(YOUR ASSIGNMENT) Reproduce every record below exactly, without the pictures.

━━━━━━━━━━

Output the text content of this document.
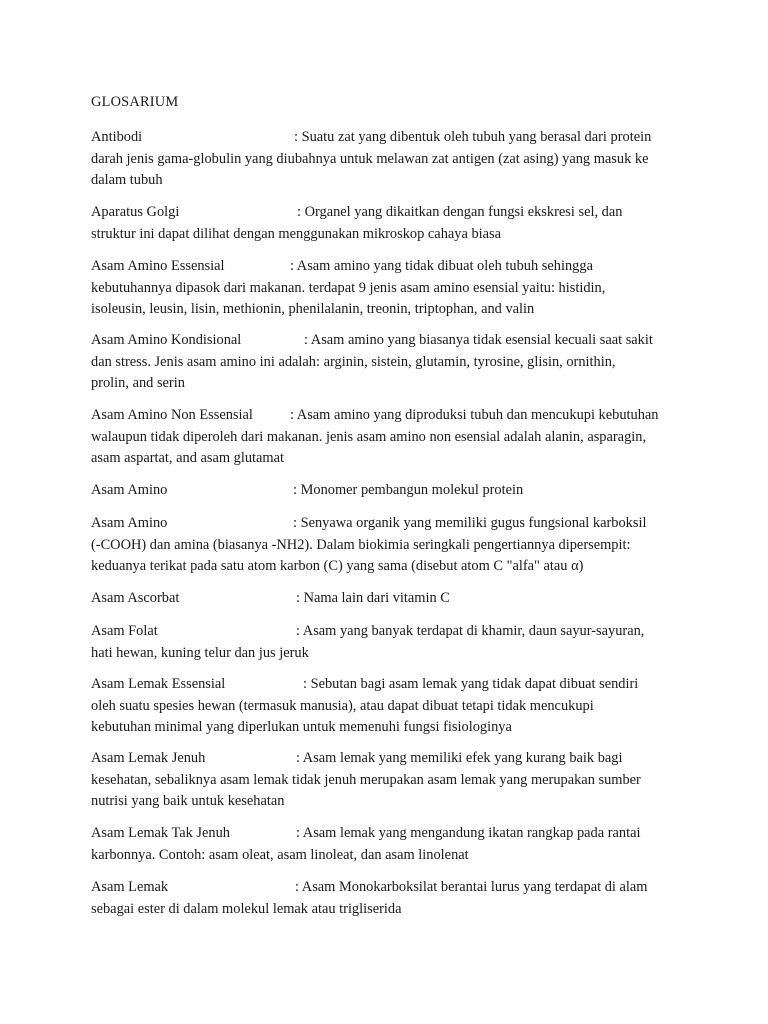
GLOSARIUM
Antibodi	: Suatu zat yang dibentuk oleh tubuh yang berasal dari protein
darah jenis gama-globulin yang diubahnya untuk melawan zat antigen (zat asing) yang masuk ke
dalam tubuh
Aparatus Golgi	: Organel yang dikaitkan dengan fungsi ekskresi sel, dan
struktur ini dapat dilihat dengan menggunakan mikroskop cahaya biasa
Asam Amino Essensial	: Asam amino yang tidak dibuat oleh tubuh sehingga
kebutuhannya dipasok dari makanan. terdapat 9 jenis asam amino esensial yaitu: histidin,
isoleusin, leusin, lisin, methionin, phenilalanin, treonin, triptophan, and valin
Asam Amino Kondisional	: Asam amino yang biasanya tidak esensial kecuali saat sakit
dan stress. Jenis asam amino ini adalah: arginin, sistein, glutamin, tyrosine, glisin, ornithin,
prolin, and serin
Asam Amino Non Essensial	: Asam amino yang diproduksi tubuh dan mencukupi kebutuhan
walaupun tidak diperoleh dari makanan. jenis asam amino non esensial adalah alanin, asparagin,
asam aspartat, and asam glutamat
Asam Amino	: Monomer pembangun molekul protein
Asam Amino	: Senyawa organik yang memiliki gugus fungsional karboksil
(-COOH) dan amina (biasanya -NH2). Dalam biokimia seringkali pengertiannya dipersempit:
keduanya terikat pada satu atom karbon (C) yang sama (disebut atom C "alfa" atau α)
Asam Ascorbat	: Nama lain dari vitamin C
Asam Folat	: Asam yang banyak terdapat di khamir, daun sayur-sayuran,
hati hewan, kuning telur dan jus jeruk
Asam Lemak Essensial	: Sebutan bagi asam lemak yang tidak dapat dibuat sendiri
oleh suatu spesies hewan (termasuk manusia), atau dapat dibuat tetapi tidak mencukupi
kebutuhan minimal yang diperlukan untuk memenuhi fungsi fisiologinya
Asam Lemak Jenuh	: Asam lemak yang memiliki efek yang kurang baik bagi
kesehatan, sebaliknya asam lemak tidak jenuh merupakan asam lemak yang merupakan sumber
nutrisi yang baik untuk kesehatan
Asam Lemak Tak Jenuh	: Asam lemak yang mengandung ikatan rangkap pada rantai
karbonnya. Contoh: asam oleat, asam linoleat, dan asam linolenat
Asam Lemak	: Asam Monokarboksilat berantai lurus yang terdapat di alam
sebagai ester di dalam molekul lemak atau trigliserida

━━━━━━━━━━

(ANSWER SPACE)
Output the text content of this document.
GLOSARIUM
Antibodi	: Suatu zat yang dibentuk oleh tubuh yang berasal dari protein
darah jenis gama-globulin yang diubahnya untuk melawan zat antigen (zat asing) yang masuk ke
dalam tubuh
Aparatus Golgi	: Organel yang dikaitkan dengan fungsi ekskresi sel, dan
struktur ini dapat dilihat dengan menggunakan mikroskop cahaya biasa
Asam Amino Essensial	: Asam amino yang tidak dibuat oleh tubuh sehingga
kebutuhannya dipasok dari makanan. terdapat 9 jenis asam amino esensial yaitu: histidin,
isoleusin, leusin, lisin, methionin, phenilalanin, treonin, triptophan, and valin
Asam Amino Kondisional	: Asam amino yang biasanya tidak esensial kecuali saat sakit
dan stress. Jenis asam amino ini adalah: arginin, sistein, glutamin, tyrosine, glisin, ornithin,
prolin, and serin
Asam Amino Non Essensial	: Asam amino yang diproduksi tubuh dan mencukupi kebutuhan
walaupun tidak diperoleh dari makanan. jenis asam amino non esensial adalah alanin, asparagin,
asam aspartat, and asam glutamat
Asam Amino	: Monomer pembangun molekul protein
Asam Amino	: Senyawa organik yang memiliki gugus fungsional karboksil
(-COOH) dan amina (biasanya -NH2). Dalam biokimia seringkali pengertiannya dipersempit:
keduanya terikat pada satu atom karbon (C) yang sama (disebut atom C "alfa" atau α)
Asam Ascorbat	: Nama lain dari vitamin C
Asam Folat	: Asam yang banyak terdapat di khamir, daun sayur-sayuran,
hati hewan, kuning telur dan jus jeruk
Asam Lemak Essensial	: Sebutan bagi asam lemak yang tidak dapat dibuat sendiri
oleh suatu spesies hewan (termasuk manusia), atau dapat dibuat tetapi tidak mencukupi
kebutuhan minimal yang diperlukan untuk memenuhi fungsi fisiologinya
Asam Lemak Jenuh	: Asam lemak yang memiliki efek yang kurang baik bagi
kesehatan, sebaliknya asam lemak tidak jenuh merupakan asam lemak yang merupakan sumber
nutrisi yang baik untuk kesehatan
Asam Lemak Tak Jenuh	: Asam lemak yang mengandung ikatan rangkap pada rantai
karbonnya. Contoh: asam oleat, asam linoleat, dan asam linolenat
Asam Lemak	: Asam Monokarboksilat berantai lurus yang terdapat di alam
sebagai ester di dalam molekul lemak atau trigliserida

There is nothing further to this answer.